▸ **GIVEN PROBLEM**: Sift the material for lines containing "organic", and return them.

**** DATA SHOWN ****

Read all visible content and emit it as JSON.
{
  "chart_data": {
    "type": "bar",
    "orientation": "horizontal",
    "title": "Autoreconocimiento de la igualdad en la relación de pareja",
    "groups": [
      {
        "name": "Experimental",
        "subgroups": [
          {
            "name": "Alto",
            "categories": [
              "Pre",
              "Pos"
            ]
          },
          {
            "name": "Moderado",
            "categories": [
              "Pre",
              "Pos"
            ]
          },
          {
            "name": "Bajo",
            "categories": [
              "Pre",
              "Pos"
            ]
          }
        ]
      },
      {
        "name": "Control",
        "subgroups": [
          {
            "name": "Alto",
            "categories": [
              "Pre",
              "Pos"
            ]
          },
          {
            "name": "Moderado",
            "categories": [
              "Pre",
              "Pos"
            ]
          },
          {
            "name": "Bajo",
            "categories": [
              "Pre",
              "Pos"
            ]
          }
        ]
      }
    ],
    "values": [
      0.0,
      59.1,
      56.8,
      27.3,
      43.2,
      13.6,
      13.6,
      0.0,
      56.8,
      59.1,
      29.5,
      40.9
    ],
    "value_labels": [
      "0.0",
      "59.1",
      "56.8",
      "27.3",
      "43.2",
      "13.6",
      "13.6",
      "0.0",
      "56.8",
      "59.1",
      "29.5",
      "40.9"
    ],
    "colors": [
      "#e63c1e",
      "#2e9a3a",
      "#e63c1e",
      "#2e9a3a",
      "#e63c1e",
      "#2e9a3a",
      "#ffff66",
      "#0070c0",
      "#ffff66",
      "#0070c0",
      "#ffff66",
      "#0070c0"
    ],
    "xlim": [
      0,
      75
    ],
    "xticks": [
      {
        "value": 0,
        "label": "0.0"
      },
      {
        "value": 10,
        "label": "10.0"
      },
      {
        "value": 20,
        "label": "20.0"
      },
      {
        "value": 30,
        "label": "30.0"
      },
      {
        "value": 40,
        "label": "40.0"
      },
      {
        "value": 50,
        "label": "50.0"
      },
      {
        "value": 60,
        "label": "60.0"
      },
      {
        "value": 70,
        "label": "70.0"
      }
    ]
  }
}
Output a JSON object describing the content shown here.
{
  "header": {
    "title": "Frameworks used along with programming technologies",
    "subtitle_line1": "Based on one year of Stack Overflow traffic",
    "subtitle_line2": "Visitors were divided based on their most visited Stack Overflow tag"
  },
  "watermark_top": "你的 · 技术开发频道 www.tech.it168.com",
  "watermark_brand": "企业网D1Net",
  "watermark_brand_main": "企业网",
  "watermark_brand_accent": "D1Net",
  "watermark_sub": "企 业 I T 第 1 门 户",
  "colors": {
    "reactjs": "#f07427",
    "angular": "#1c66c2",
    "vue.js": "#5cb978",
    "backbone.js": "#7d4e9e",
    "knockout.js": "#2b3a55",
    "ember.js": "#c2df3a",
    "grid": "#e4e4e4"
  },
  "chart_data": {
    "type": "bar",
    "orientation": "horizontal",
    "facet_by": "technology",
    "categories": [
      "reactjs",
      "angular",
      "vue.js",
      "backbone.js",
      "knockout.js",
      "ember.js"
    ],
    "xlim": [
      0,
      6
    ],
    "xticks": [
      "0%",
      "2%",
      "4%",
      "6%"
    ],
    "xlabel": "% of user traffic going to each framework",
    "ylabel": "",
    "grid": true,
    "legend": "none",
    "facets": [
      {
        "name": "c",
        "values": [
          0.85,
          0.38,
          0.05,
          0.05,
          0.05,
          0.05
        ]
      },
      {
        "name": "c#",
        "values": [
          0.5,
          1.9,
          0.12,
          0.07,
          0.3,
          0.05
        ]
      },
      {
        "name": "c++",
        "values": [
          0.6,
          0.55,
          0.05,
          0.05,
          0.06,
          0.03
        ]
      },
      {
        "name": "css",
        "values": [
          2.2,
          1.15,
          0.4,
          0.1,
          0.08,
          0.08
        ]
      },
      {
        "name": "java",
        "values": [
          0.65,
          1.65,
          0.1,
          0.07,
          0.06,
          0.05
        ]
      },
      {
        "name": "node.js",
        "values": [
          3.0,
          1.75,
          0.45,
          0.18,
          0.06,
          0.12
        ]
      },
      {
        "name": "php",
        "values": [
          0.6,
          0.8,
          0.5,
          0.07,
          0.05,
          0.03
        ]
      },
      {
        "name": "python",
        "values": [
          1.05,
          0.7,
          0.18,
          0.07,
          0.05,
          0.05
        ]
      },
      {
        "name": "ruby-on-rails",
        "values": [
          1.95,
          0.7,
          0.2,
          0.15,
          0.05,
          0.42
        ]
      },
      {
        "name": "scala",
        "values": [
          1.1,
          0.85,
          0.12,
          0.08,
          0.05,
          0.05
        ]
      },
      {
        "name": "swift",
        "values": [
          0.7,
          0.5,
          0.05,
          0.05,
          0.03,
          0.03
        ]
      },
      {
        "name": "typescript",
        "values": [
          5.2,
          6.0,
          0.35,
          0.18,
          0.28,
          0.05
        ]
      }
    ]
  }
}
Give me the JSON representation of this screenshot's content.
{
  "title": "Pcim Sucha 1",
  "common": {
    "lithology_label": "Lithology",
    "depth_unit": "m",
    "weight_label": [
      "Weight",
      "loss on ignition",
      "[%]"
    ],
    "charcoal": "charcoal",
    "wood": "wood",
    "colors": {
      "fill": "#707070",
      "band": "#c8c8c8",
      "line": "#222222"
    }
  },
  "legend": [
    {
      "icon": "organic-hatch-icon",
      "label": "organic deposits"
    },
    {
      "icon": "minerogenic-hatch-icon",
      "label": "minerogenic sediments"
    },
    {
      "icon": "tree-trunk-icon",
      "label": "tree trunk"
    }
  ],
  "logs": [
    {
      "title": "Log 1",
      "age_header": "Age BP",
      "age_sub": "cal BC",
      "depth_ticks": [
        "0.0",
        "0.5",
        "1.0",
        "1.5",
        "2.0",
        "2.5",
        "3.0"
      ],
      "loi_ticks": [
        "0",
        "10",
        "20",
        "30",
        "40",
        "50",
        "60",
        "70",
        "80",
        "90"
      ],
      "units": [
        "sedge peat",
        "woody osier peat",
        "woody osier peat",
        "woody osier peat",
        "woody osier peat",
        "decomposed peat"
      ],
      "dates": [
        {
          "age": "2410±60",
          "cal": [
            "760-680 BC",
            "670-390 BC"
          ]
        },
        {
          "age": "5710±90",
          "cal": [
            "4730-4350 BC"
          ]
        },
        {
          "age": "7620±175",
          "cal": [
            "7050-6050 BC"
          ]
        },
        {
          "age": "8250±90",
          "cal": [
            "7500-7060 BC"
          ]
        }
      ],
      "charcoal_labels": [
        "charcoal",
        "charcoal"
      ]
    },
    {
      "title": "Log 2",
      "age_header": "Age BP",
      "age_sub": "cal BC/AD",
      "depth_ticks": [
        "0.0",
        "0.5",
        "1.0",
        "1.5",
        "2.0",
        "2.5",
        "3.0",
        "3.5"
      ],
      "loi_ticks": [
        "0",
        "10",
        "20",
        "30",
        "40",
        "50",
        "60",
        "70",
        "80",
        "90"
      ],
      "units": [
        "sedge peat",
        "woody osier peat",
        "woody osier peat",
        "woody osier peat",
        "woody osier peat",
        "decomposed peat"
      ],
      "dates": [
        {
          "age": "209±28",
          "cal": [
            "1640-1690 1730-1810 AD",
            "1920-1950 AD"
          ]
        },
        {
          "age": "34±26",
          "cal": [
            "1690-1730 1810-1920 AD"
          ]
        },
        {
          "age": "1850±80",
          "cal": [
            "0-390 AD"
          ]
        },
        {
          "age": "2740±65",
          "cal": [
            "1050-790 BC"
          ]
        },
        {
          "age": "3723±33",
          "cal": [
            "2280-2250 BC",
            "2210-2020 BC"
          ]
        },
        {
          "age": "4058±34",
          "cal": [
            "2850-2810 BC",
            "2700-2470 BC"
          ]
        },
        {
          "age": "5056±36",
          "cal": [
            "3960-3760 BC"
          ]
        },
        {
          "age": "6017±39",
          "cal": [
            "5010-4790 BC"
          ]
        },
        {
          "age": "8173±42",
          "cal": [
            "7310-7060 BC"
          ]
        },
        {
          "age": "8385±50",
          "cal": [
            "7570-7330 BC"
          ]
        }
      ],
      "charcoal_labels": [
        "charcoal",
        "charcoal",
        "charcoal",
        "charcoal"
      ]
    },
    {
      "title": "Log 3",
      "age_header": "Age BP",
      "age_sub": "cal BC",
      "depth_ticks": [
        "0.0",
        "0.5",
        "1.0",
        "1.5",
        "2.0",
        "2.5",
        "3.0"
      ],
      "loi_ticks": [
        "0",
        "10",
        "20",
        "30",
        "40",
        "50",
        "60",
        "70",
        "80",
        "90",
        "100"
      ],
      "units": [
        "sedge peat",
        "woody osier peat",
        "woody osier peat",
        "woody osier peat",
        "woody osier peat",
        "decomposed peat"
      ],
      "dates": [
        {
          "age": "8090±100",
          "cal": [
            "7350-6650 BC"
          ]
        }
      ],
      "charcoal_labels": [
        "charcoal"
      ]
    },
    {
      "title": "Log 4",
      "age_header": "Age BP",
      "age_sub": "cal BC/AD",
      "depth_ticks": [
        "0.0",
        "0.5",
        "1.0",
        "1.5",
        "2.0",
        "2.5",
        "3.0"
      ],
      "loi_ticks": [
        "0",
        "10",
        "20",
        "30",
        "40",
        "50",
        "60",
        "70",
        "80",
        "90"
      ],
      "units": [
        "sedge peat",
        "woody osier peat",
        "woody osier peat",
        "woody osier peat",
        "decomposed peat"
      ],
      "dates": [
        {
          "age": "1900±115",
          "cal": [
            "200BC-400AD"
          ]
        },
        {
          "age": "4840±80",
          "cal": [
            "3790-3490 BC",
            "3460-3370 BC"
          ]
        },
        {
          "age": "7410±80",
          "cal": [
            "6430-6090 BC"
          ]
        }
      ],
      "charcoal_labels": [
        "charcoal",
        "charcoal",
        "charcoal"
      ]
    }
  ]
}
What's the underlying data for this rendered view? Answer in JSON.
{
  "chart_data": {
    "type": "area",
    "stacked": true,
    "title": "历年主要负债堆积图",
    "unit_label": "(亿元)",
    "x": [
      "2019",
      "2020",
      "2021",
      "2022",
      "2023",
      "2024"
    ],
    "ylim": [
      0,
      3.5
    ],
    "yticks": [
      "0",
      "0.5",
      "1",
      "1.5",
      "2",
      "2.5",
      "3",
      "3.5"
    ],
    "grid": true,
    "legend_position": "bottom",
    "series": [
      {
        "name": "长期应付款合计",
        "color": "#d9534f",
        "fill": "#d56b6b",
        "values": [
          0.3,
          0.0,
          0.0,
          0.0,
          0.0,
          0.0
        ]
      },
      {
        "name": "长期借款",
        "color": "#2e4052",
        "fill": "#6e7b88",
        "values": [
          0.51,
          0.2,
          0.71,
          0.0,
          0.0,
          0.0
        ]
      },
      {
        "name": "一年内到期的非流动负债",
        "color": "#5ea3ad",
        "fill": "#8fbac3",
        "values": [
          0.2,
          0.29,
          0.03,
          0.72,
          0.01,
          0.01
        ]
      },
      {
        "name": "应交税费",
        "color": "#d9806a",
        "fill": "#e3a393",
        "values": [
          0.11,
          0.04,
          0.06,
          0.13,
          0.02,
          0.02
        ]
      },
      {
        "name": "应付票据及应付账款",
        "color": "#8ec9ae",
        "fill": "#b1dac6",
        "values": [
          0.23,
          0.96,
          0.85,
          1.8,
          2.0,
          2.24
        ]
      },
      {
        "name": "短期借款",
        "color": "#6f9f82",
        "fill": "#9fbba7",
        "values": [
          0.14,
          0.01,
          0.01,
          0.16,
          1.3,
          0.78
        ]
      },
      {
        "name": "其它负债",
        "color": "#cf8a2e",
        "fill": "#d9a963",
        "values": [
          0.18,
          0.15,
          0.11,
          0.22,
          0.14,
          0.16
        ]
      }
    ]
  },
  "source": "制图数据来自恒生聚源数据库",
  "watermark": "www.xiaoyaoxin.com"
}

****

▸ **RESPONSE TO THE EXERCISE**:
      "icon": "organic-hatch-icon",
      "label": "organic deposits"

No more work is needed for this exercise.